Records from a data collection:
* * *

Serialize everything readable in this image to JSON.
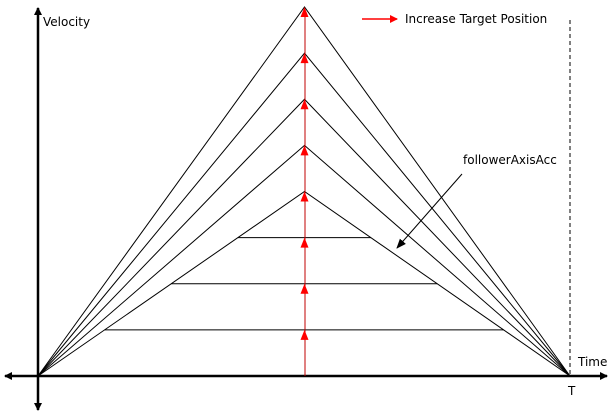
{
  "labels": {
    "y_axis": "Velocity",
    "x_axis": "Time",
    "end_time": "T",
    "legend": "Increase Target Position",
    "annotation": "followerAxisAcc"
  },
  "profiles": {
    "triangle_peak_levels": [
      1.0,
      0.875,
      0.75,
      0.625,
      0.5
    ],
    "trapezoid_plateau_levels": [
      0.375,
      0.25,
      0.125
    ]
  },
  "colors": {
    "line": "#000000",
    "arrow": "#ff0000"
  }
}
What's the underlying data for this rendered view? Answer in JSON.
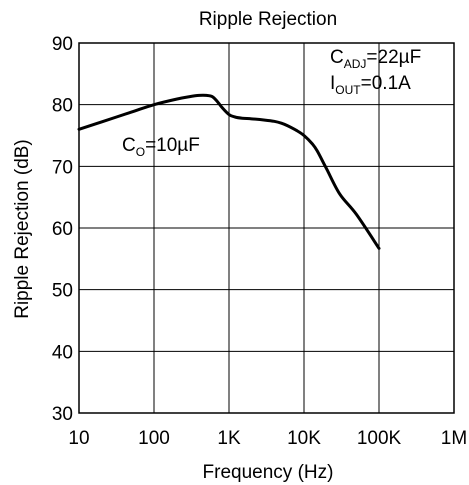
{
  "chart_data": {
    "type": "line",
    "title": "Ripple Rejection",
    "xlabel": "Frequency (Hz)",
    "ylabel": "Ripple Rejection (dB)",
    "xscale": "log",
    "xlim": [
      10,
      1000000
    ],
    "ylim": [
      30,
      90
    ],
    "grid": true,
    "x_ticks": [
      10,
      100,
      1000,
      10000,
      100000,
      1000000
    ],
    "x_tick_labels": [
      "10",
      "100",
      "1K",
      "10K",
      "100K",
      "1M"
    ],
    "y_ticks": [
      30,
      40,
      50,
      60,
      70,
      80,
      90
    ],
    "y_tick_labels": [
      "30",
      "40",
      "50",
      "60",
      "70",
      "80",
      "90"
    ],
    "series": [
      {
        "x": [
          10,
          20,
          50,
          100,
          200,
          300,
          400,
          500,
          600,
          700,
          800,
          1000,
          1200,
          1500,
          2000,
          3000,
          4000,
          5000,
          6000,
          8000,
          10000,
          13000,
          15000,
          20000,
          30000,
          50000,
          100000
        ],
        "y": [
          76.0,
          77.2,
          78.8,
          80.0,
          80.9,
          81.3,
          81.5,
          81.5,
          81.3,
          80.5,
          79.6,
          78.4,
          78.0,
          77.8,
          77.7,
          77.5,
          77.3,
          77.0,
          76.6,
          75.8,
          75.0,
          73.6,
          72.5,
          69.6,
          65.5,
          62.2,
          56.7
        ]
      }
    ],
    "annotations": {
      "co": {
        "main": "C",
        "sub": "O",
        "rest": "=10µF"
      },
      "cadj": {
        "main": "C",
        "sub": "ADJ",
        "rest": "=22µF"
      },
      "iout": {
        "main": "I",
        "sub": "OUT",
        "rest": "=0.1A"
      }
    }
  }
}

* * *

#### [REQUIREMENT]
Show every line from the entries above in which "Ripple" appears.

#### [SOLUTION TO THIS TASK]
    "title": "Ripple Rejection",
    "ylabel": "Ripple Rejection (dB)",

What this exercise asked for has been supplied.